[GIVEN INSTRUCTION]: Copy the lines holding the word "отгрузки", all of them.

[INFORMATION PROVIDED]:
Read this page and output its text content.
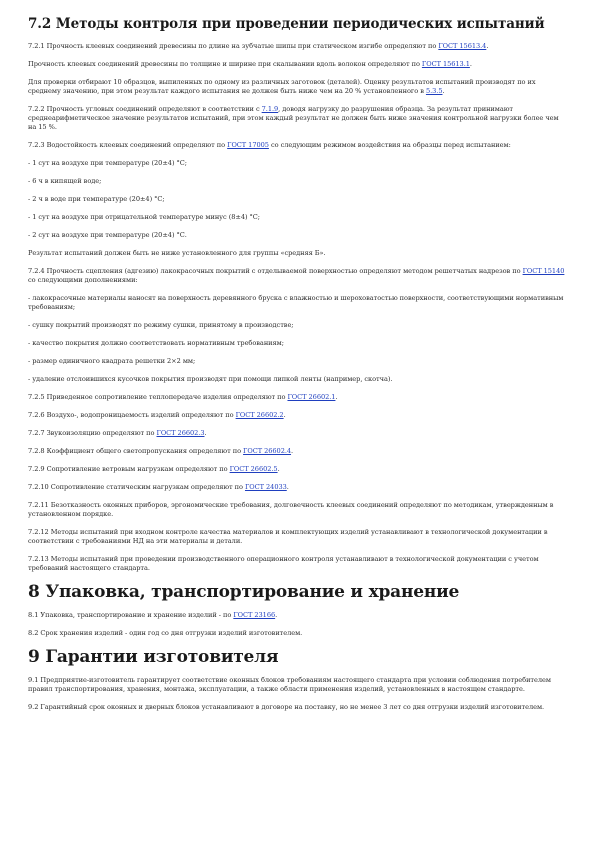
7.2 Методы контроля при проведении периодических испытаний

7.2.1 Прочность клеевых соединений древесины по длине на зубчатые шипы при статическом изгибе определяют по ГОСТ 15613.4.

Прочность клеевых соединений древесины по толщине и ширине при скалывании вдоль волокон определяют по ГОСТ 15613.1.

Для проверки отбирают 10 образцов, выпиленных по одному из различных заготовок (деталей). Оценку результатов испытаний производят по их среднему значению, при этом результат каждого испытания не должен быть ниже чем на 20 % установленного в 5.3.5.

7.2.2 Прочность угловых соединений определяют в соответствии с 7.1.9, доводя нагрузку до разрушения образца. За результат принимают среднеарифметическое значение результатов испытаний, при этом каждый результат не должен быть ниже значения контрольной нагрузки более чем на 15 %.

7.2.3 Водостойкость клеевых соединений определяют по ГОСТ 17005 со следующим режимом воздействия на образцы перед испытанием:

- 1 сут на воздухе при температуре (20±4) °С;

- 6 ч в кипящей воде;

- 2 ч в воде при температуре (20±4) °С;

- 1 сут на воздухе при отрицательной температуре минус (8±4) °С;

- 2 сут на воздухе при температуре (20±4) °С.

Результат испытаний должен быть не ниже установленного для группы «средняя Б».

7.2.4 Прочность сцепления (адгезию) лакокрасочных покрытий с отделываемой поверхностью определяют методом решетчатых надрезов по ГОСТ 15140 со следующими дополнениями:

- лакокрасочные материалы наносят на поверхность деревянного бруска с влажностью и шероховатостью поверхности, соответствующими нормативным требованиям;

- сушку покрытий производят по режиму сушки, принятому в производстве;

- качество покрытия должно соответствовать нормативным требованиям;

- размер единичного квадрата решетки 2×2 мм;

- удаление отслоившихся кусочков покрытия производят при помощи липкой ленты (например, скотча).

7.2.5 Приведенное сопротивление теплопередаче изделия определяют по ГОСТ 26602.1.

7.2.6 Воздухо-, водопроницаемость изделий определяют по ГОСТ 26602.2.

7.2.7 Звукоизоляцию определяют по ГОСТ 26602.3.

7.2.8 Коэффициент общего светопропускания определяют по ГОСТ 26602.4.

7.2.9 Сопротивление ветровым нагрузкам определяют по ГОСТ 26602.5.

7.2.10 Сопротивление статическим нагрузкам определяют по ГОСТ 24033.

7.2.11 Безотказность оконных приборов, эргономические требования, долговечность клеевых соединений определяют по методикам, утвержденным в установленном порядке.

7.2.12 Методы испытаний при входном контроле качества материалов и комплектующих изделий устанавливают в технологической документации в соответствии с требованиями НД на эти материалы и детали.

7.2.13 Методы испытаний при проведении производственного операционного контроля устанавливают в технологической документации с учетом требований настоящего стандарта.

8 Упаковка, транспортирование и хранение

8.1 Упаковка, транспортирование и хранение изделий - по ГОСТ 23166.

8.2 Срок хранения изделий - один год со дня отгрузки изделий изготовителем.

9 Гарантии изготовителя

9.1 Предприятие-изготовитель гарантирует соответствие оконных блоков требованиям настоящего стандарта при условии соблюдения потребителем правил транспортирования, хранения, монтажа, эксплуатации, а также области применения изделий, установленных в настоящем стандарте.

9.2 Гарантийный срок оконных и дверных блоков устанавливают в договоре на поставку, но не менее 3 лет со дня отгрузки изделий изготовителем.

[SOLUTION FOR THIS EXERCISE]:
8.2 Срок хранения изделий - один год со дня отгрузки изделий изготовителем.
9.2 Гарантийный срок оконных и дверных блоков устанавливают в договоре на поставку, но не менее 3 лет со дня отгрузки изделий изготовителем.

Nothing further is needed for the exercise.